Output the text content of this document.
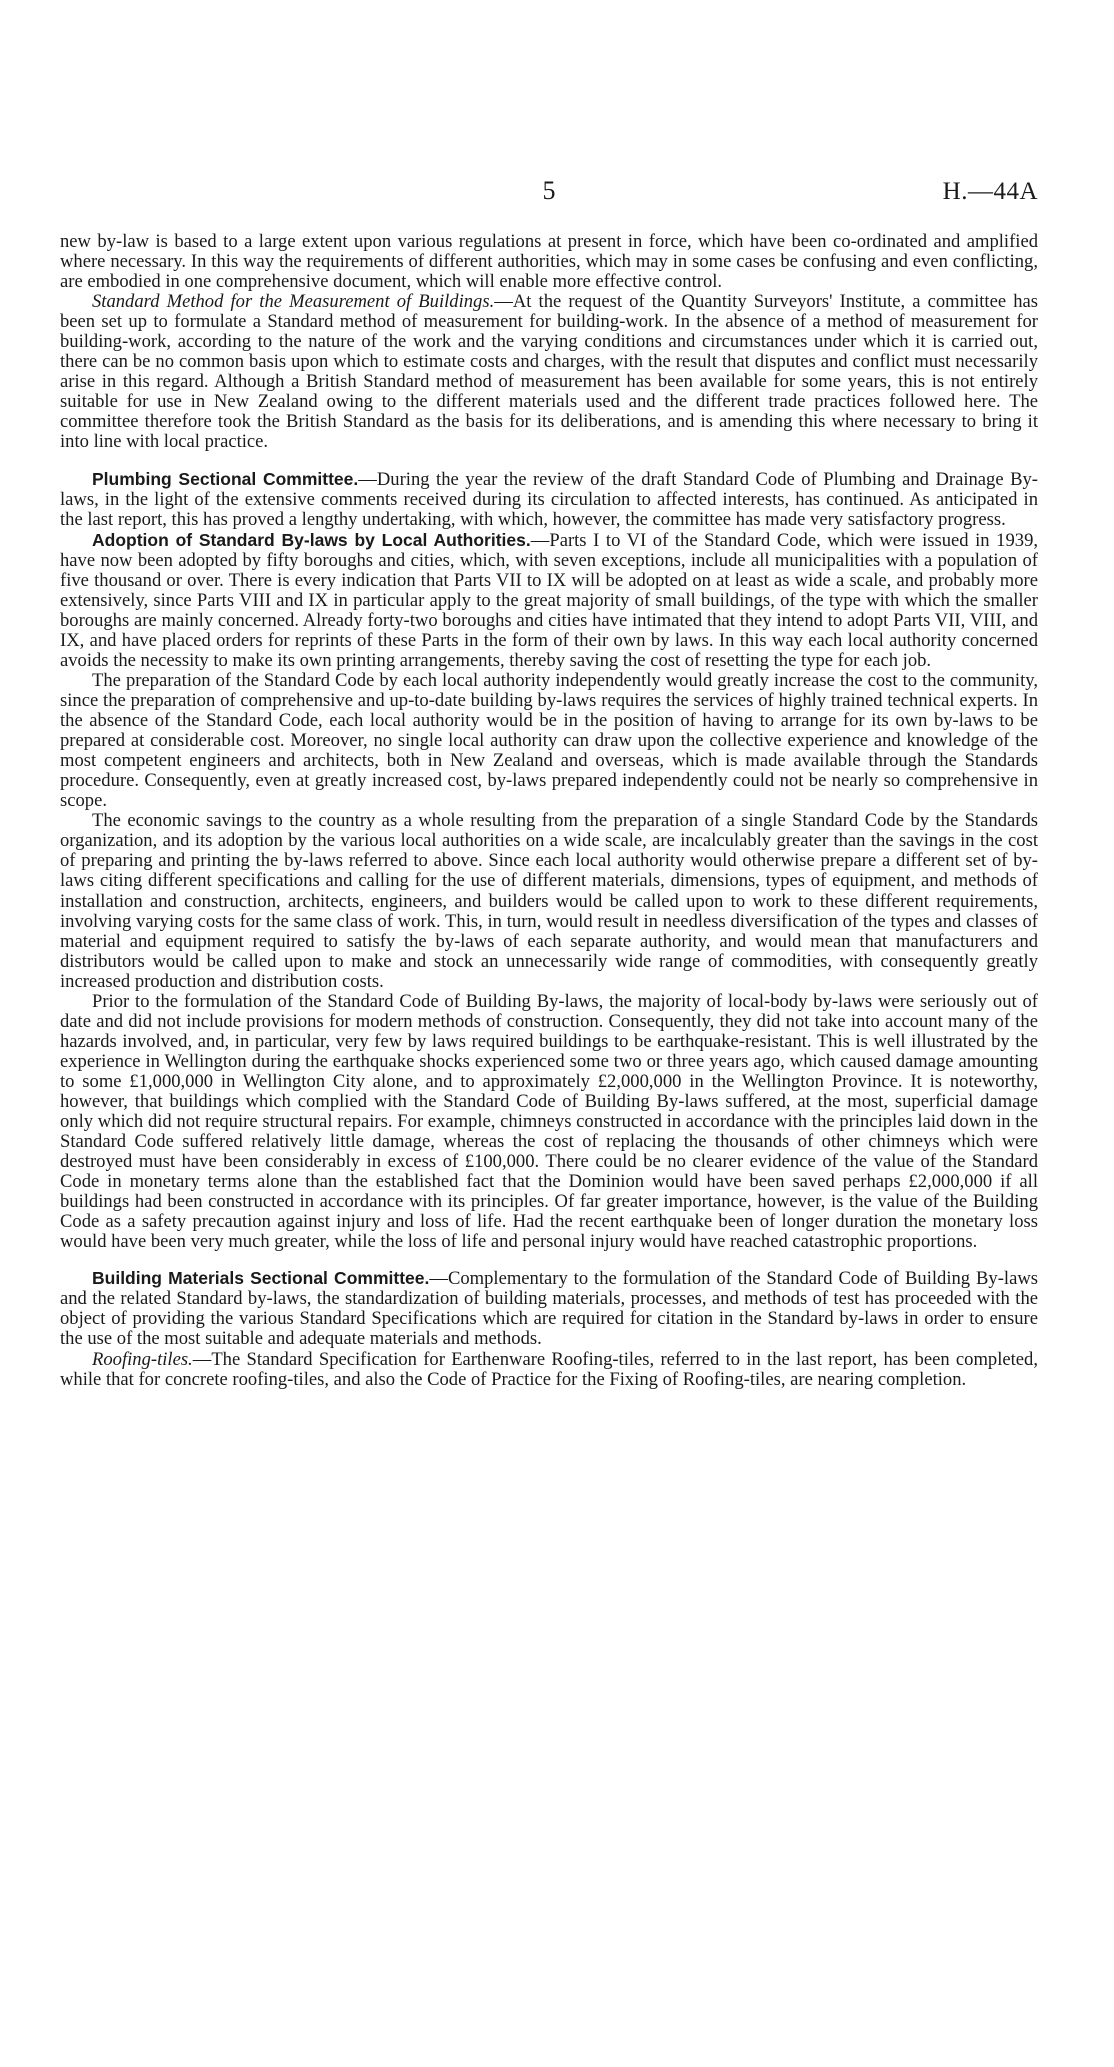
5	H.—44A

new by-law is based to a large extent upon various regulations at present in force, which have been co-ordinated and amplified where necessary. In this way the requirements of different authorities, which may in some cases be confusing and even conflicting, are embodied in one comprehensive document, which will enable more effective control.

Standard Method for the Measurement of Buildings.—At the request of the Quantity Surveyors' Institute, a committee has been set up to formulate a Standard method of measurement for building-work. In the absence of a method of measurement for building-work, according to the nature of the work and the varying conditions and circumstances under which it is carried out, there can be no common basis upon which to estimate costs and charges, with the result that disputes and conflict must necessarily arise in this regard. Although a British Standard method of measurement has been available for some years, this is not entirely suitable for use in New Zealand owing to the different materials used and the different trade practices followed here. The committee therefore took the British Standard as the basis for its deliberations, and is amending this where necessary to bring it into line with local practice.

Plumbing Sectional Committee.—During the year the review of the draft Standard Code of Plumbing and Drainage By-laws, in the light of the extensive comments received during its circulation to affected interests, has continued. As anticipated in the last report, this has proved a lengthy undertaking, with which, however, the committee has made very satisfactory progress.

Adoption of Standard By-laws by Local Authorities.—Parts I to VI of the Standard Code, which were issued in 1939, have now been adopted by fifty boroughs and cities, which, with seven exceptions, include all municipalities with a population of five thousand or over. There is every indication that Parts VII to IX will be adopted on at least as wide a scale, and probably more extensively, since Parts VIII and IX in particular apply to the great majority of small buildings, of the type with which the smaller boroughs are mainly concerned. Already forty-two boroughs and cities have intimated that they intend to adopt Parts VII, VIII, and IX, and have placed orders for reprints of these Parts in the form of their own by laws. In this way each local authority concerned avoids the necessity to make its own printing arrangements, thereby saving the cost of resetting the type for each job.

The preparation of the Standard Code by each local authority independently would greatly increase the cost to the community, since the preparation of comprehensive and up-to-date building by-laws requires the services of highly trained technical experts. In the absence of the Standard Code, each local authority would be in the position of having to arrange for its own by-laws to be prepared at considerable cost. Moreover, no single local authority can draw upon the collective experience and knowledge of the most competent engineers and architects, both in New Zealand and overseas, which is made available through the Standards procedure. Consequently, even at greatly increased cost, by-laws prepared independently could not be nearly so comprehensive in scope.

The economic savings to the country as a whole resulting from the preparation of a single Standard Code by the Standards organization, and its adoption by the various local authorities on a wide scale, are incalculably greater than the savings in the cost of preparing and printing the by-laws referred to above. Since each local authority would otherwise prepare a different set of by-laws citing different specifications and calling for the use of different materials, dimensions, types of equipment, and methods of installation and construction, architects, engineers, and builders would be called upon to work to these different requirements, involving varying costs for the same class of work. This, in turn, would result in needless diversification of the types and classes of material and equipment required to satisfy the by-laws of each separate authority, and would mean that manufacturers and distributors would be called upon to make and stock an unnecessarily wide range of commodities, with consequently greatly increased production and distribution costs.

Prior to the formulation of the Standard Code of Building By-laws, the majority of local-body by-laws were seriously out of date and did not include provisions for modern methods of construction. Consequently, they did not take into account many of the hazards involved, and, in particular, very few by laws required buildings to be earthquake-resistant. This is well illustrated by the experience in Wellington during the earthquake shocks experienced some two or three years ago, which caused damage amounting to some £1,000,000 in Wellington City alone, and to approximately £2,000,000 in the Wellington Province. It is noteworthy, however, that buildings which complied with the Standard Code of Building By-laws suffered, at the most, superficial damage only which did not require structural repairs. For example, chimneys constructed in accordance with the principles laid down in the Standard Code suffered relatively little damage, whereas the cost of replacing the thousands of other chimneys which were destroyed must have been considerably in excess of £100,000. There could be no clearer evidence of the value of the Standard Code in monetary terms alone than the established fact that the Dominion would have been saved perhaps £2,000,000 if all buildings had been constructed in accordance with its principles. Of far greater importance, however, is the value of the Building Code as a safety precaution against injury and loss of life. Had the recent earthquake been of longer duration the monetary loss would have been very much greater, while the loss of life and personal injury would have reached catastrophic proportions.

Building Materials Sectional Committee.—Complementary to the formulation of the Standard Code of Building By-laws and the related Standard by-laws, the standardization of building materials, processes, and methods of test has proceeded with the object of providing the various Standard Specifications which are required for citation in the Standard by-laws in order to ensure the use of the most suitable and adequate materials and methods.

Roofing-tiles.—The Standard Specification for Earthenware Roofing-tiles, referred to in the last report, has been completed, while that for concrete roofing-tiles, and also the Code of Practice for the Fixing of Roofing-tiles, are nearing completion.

* * *

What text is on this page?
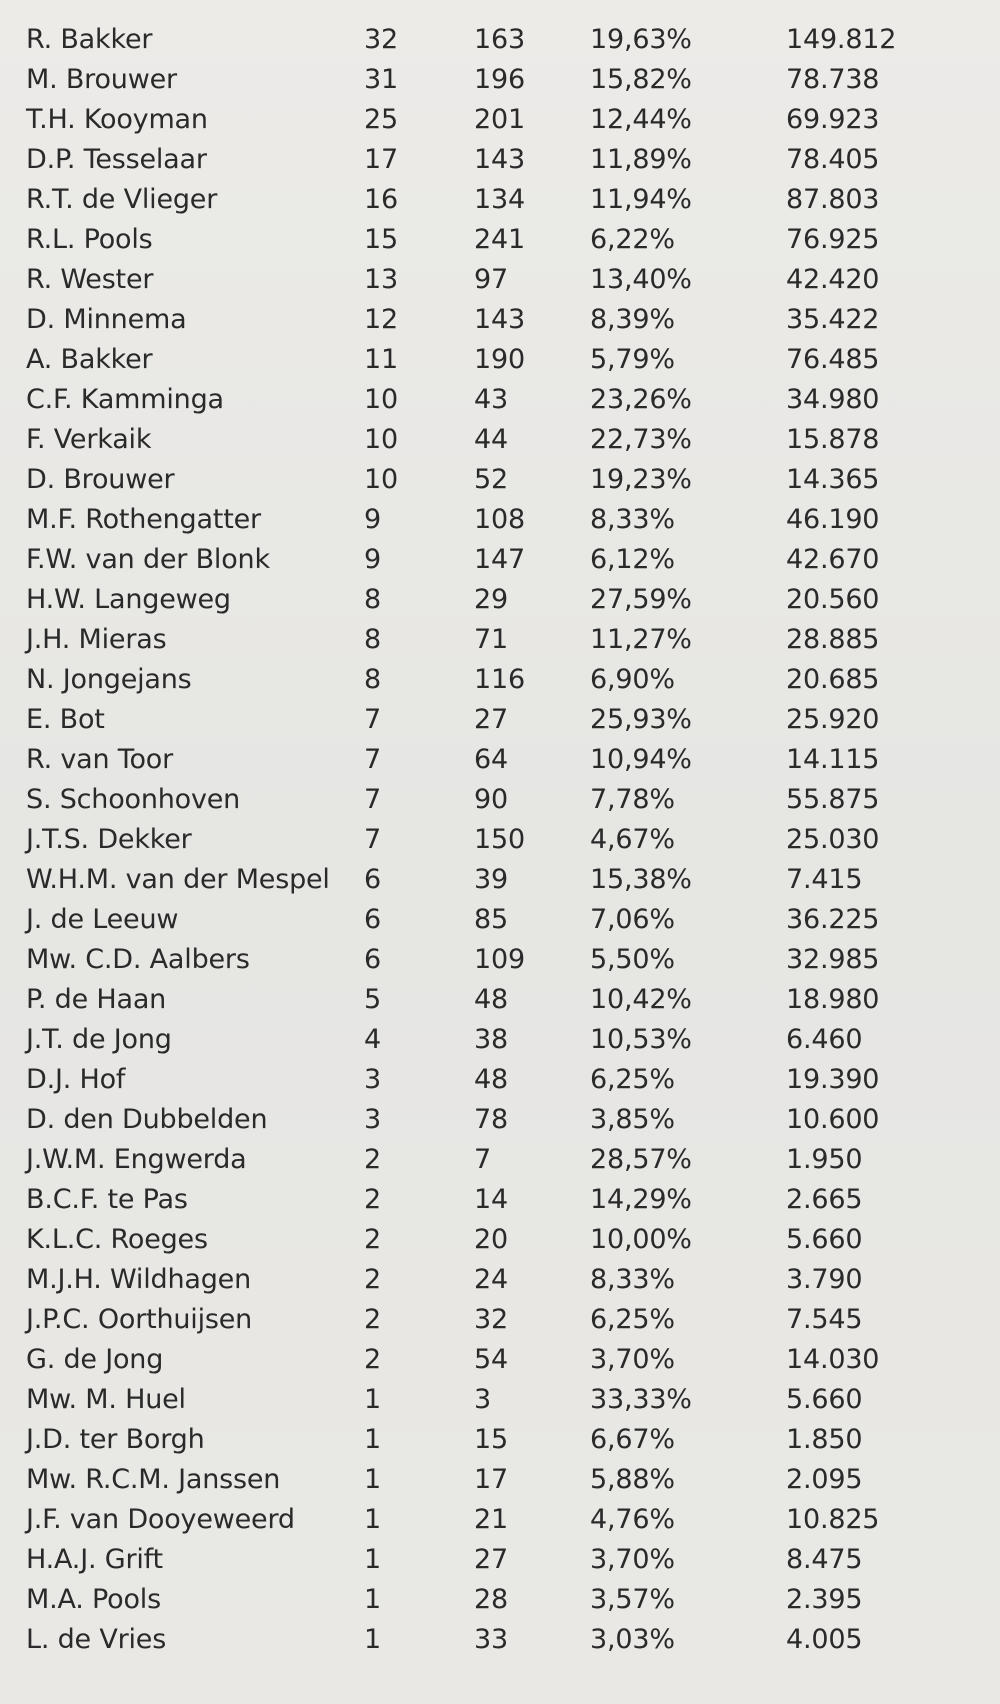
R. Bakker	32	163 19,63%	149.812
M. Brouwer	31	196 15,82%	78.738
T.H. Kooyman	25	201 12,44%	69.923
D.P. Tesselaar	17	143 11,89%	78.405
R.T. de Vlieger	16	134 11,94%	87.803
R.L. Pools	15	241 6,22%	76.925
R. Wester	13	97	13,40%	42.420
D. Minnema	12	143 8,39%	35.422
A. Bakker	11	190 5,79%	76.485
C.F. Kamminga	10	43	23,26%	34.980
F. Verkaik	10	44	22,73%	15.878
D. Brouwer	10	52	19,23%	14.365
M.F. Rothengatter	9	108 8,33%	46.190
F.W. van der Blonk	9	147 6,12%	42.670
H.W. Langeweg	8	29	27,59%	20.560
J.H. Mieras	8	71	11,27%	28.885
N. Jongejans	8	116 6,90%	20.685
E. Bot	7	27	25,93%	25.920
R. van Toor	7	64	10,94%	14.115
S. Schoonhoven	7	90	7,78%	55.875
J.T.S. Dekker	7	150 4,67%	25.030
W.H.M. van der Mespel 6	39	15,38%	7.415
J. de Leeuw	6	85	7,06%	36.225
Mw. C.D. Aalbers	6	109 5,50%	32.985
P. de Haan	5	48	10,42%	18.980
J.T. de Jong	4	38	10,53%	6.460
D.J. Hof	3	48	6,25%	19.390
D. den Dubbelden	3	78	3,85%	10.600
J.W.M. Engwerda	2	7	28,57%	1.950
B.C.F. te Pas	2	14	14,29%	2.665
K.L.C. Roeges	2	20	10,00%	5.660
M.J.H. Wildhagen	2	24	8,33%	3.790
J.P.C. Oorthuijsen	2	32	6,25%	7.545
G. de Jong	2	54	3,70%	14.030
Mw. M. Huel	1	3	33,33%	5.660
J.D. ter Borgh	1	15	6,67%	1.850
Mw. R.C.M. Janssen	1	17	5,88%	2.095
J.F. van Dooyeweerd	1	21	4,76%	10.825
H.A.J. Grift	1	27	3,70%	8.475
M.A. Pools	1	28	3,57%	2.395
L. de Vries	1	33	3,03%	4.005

==

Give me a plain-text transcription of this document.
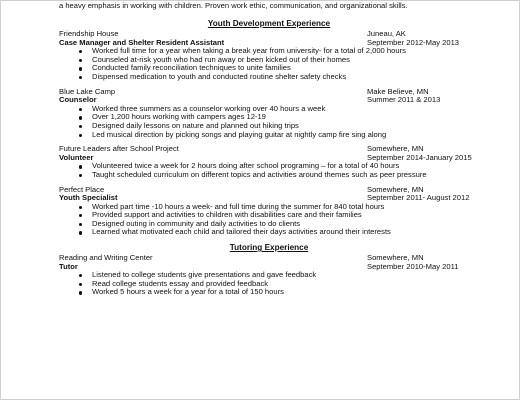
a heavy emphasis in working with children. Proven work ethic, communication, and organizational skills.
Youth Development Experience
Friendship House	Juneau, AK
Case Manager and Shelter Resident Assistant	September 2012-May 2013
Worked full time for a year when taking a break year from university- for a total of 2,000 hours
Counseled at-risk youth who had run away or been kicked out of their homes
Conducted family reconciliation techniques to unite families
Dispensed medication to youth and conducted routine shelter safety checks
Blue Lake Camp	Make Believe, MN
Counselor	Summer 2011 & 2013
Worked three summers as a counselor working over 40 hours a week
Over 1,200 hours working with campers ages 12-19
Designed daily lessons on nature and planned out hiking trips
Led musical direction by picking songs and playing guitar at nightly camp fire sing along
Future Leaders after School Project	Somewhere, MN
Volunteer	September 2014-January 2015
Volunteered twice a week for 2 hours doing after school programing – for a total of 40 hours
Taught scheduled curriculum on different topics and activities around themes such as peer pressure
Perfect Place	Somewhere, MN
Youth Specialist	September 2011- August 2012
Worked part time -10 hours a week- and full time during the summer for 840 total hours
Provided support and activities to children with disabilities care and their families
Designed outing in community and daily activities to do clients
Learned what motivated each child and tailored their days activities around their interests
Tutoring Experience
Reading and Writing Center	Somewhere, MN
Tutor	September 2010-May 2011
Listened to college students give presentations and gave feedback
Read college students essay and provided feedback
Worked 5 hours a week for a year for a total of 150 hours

* Your task: From the records above, pick out and copy each line holding the word "daily".

* Response below:
Designed daily lessons on nature and planned out hiking trips
Designed outing in community and daily activities to do clients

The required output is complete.